Look through the listing and locate every line containing the word "Semifinale"; copy those lines.
——————
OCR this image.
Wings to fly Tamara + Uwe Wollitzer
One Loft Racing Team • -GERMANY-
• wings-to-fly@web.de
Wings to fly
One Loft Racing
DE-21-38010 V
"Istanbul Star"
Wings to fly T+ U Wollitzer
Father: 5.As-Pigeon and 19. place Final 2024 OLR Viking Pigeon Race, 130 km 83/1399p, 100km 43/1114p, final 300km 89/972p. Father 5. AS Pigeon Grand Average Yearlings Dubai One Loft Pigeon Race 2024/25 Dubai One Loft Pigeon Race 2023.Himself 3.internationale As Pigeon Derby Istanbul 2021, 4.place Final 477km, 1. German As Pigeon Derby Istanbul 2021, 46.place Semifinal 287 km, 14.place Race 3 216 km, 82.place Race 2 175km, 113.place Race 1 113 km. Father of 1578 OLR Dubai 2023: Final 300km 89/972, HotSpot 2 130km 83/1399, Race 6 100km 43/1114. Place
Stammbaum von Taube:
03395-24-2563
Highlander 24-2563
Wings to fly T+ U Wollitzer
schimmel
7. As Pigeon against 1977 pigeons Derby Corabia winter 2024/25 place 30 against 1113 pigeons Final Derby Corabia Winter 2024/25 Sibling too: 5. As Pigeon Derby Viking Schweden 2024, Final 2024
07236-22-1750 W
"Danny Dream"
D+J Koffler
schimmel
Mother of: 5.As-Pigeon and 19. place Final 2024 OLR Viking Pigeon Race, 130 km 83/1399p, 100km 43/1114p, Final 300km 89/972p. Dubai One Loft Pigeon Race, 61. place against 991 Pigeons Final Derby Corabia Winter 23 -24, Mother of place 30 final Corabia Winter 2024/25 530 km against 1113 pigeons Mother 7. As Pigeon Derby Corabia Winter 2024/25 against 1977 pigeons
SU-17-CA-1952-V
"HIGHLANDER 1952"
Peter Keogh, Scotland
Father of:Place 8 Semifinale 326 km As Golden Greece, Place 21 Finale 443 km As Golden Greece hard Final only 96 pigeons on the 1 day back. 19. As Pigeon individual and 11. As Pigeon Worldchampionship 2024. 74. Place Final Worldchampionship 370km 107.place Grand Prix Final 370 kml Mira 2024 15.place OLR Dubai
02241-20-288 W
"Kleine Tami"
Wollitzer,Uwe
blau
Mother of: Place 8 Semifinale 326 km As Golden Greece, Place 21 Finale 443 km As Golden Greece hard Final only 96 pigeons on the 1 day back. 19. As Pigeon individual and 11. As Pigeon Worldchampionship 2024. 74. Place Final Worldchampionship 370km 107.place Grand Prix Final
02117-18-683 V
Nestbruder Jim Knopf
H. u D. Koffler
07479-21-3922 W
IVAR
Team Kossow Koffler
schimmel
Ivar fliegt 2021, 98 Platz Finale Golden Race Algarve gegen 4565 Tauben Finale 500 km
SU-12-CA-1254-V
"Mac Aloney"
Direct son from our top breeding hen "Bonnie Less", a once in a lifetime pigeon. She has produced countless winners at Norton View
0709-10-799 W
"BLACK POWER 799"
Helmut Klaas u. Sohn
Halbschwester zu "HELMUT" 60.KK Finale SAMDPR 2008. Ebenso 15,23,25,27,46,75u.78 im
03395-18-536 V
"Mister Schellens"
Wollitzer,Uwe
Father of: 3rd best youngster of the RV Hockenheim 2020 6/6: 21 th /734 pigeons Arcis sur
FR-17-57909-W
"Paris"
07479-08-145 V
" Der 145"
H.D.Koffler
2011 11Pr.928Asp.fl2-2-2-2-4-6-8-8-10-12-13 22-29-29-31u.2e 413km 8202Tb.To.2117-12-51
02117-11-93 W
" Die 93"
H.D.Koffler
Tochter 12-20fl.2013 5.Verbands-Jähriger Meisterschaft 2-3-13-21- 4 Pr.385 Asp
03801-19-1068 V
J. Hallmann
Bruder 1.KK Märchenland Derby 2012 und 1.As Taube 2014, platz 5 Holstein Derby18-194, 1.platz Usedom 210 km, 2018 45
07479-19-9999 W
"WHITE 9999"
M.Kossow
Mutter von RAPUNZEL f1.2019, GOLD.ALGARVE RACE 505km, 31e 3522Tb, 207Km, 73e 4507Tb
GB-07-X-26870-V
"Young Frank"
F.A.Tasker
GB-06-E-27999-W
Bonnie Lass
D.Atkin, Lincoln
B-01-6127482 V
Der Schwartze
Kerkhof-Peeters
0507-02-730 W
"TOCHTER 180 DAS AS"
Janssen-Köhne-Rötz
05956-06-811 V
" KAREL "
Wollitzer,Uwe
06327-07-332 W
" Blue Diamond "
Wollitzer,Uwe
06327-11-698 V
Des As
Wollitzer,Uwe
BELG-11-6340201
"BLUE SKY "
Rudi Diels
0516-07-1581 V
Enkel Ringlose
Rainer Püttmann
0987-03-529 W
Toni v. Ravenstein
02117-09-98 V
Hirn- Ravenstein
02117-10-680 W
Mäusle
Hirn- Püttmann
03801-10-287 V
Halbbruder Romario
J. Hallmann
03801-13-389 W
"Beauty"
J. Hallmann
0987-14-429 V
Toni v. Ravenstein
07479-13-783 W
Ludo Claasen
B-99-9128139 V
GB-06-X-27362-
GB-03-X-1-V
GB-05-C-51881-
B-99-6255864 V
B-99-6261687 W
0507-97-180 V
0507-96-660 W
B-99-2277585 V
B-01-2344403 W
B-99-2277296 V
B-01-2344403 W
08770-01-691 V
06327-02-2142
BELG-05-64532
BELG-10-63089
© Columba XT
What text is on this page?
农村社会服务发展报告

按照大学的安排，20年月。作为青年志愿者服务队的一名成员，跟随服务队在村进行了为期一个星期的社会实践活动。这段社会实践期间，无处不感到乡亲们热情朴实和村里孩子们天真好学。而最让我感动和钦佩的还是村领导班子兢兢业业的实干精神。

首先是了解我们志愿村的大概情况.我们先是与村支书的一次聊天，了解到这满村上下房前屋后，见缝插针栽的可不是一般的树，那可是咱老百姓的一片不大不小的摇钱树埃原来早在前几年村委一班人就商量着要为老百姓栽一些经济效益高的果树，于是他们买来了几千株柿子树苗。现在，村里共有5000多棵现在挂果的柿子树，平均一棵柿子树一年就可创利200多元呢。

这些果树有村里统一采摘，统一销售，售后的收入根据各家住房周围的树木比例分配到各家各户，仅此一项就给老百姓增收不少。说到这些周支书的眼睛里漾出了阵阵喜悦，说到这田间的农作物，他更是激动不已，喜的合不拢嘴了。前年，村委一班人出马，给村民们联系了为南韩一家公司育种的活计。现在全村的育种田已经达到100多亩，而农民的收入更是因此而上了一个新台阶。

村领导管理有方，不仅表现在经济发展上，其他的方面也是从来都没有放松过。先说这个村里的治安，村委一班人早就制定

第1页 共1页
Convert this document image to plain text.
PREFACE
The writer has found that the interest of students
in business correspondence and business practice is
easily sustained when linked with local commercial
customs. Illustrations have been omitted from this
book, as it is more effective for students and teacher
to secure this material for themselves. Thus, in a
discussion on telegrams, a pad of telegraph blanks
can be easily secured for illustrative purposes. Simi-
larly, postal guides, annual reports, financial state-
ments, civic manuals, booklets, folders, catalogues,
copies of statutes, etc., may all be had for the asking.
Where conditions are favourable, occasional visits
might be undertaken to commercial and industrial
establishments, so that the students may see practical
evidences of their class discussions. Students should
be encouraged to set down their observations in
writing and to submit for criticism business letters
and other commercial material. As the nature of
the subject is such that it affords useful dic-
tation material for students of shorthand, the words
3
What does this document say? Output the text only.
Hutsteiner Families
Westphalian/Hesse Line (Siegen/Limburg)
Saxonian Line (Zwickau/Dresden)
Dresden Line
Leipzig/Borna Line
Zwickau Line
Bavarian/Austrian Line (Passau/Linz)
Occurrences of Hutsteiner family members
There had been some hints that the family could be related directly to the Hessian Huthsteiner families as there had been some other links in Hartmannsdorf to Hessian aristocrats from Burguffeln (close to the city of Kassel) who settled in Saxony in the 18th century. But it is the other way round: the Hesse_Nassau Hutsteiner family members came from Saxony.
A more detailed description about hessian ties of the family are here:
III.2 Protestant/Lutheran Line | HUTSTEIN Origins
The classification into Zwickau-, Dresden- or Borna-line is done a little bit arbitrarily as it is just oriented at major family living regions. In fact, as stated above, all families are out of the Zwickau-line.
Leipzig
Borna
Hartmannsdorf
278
——————
_Result of this exercise_
Father of:Place 8 Semifinale 326 km As Golden Greece, Place 21 Finale 443 km As Golden Greece hard Final only 96 pigeons on the 1 day back. 19. As Pigeon individual and 11. As Pigeon Worldchampionship 2024. 74. Place Final Worldchampionship 370km 107.place Grand Prix Final 370 kml Mira 2024 15.place OLR Dubai
Mother of: Place 8 Semifinale 326 km As Golden Greece, Place 21 Finale 443 km As Golden Greece hard Final only 96 pigeons on the 1 day back. 19. As Pigeon individual and 11. As Pigeon Worldchampionship 2024. 74. Place Final Worldchampionship 370km 107.place Grand Prix Final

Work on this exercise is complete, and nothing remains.